Given request:
All of the data below should be written out exactly.

(Dataset listings of figures)
----

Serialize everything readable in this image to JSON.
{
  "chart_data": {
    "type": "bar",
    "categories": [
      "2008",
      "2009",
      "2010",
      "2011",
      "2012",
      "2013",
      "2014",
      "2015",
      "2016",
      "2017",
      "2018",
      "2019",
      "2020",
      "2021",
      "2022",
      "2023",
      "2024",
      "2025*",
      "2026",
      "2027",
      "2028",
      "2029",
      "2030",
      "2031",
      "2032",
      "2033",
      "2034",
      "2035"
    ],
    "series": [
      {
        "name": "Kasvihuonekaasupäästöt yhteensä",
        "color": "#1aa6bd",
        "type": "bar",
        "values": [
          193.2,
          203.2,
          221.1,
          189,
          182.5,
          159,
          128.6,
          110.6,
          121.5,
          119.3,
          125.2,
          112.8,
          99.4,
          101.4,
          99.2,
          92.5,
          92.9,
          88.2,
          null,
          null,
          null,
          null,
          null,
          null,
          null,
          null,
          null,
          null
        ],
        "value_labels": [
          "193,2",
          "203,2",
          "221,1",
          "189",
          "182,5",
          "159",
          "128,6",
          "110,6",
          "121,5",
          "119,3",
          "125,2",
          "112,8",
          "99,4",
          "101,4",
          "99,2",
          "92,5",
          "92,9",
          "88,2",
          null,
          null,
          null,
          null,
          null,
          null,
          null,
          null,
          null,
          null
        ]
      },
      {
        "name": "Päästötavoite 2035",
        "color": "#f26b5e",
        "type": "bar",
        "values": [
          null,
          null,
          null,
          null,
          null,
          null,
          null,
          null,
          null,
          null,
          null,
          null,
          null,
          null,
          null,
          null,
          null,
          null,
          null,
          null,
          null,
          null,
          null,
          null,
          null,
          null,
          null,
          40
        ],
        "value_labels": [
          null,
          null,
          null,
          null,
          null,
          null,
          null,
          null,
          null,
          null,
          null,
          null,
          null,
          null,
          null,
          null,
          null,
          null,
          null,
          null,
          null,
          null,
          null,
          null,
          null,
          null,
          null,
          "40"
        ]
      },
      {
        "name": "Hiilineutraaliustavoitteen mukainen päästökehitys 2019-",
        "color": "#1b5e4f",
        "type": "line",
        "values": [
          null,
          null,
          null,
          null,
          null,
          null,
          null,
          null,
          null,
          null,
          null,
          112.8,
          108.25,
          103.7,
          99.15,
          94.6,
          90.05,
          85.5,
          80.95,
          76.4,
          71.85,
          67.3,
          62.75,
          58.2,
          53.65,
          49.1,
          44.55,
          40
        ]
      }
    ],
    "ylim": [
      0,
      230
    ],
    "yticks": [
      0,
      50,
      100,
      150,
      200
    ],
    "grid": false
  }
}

----

Reply to the task:
Serialize everything readable in this image to JSON.
{
  "chart_data": {
    "type": "bar",
    "categories": [
      "2008",
      "2009",
      "2010",
      "2011",
      "2012",
      "2013",
      "2014",
      "2015",
      "2016",
      "2017",
      "2018",
      "2019",
      "2020",
      "2021",
      "2022",
      "2023",
      "2024",
      "2025*",
      "2026",
      "2027",
      "2028",
      "2029",
      "2030",
      "2031",
      "2032",
      "2033",
      "2034",
      "2035"
    ],
    "series": [
      {
        "name": "Kasvihuonekaasupäästöt yhteensä",
        "color": "#1aa6bd",
        "type": "bar",
        "values": [
          193.2,
          203.2,
          221.1,
          189,
          182.5,
          159,
          128.6,
          110.6,
          121.5,
          119.3,
          125.2,
          112.8,
          99.4,
          101.4,
          99.2,
          92.5,
          92.9,
          88.2,
          null,
          null,
          null,
          null,
          null,
          null,
          null,
          null,
          null,
          null
        ],
        "value_labels": [
          "193,2",
          "203,2",
          "221,1",
          "189",
          "182,5",
          "159",
          "128,6",
          "110,6",
          "121,5",
          "119,3",
          "125,2",
          "112,8",
          "99,4",
          "101,4",
          "99,2",
          "92,5",
          "92,9",
          "88,2",
          null,
          null,
          null,
          null,
          null,
          null,
          null,
          null,
          null,
          null
        ]
      },
      {
        "name": "Päästötavoite 2035",
        "color": "#f26b5e",
        "type": "bar",
        "values": [
          null,
          null,
          null,
          null,
          null,
          null,
          null,
          null,
          null,
          null,
          null,
          null,
          null,
          null,
          null,
          null,
          null,
          null,
          null,
          null,
          null,
          null,
          null,
          null,
          null,
          null,
          null,
          40
        ],
        "value_labels": [
          null,
          null,
          null,
          null,
          null,
          null,
          null,
          null,
          null,
          null,
          null,
          null,
          null,
          null,
          null,
          null,
          null,
          null,
          null,
          null,
          null,
          null,
          null,
          null,
          null,
          null,
          null,
          "40"
        ]
      },
      {
        "name": "Hiilineutraaliustavoitteen mukainen päästökehitys 2019-",
        "color": "#1b5e4f",
        "type": "line",
        "values": [
          null,
          null,
          null,
          null,
          null,
          null,
          null,
          null,
          null,
          null,
          null,
          112.8,
          108.25,
          103.7,
          99.15,
          94.6,
          90.05,
          85.5,
          80.95,
          76.4,
          71.85,
          67.3,
          62.75,
          58.2,
          53.65,
          49.1,
          44.55,
          40
        ]
      }
    ],
    "ylim": [
      0,
      230
    ],
    "yticks": [
      0,
      50,
      100,
      150,
      200
    ],
    "grid": false
  }
}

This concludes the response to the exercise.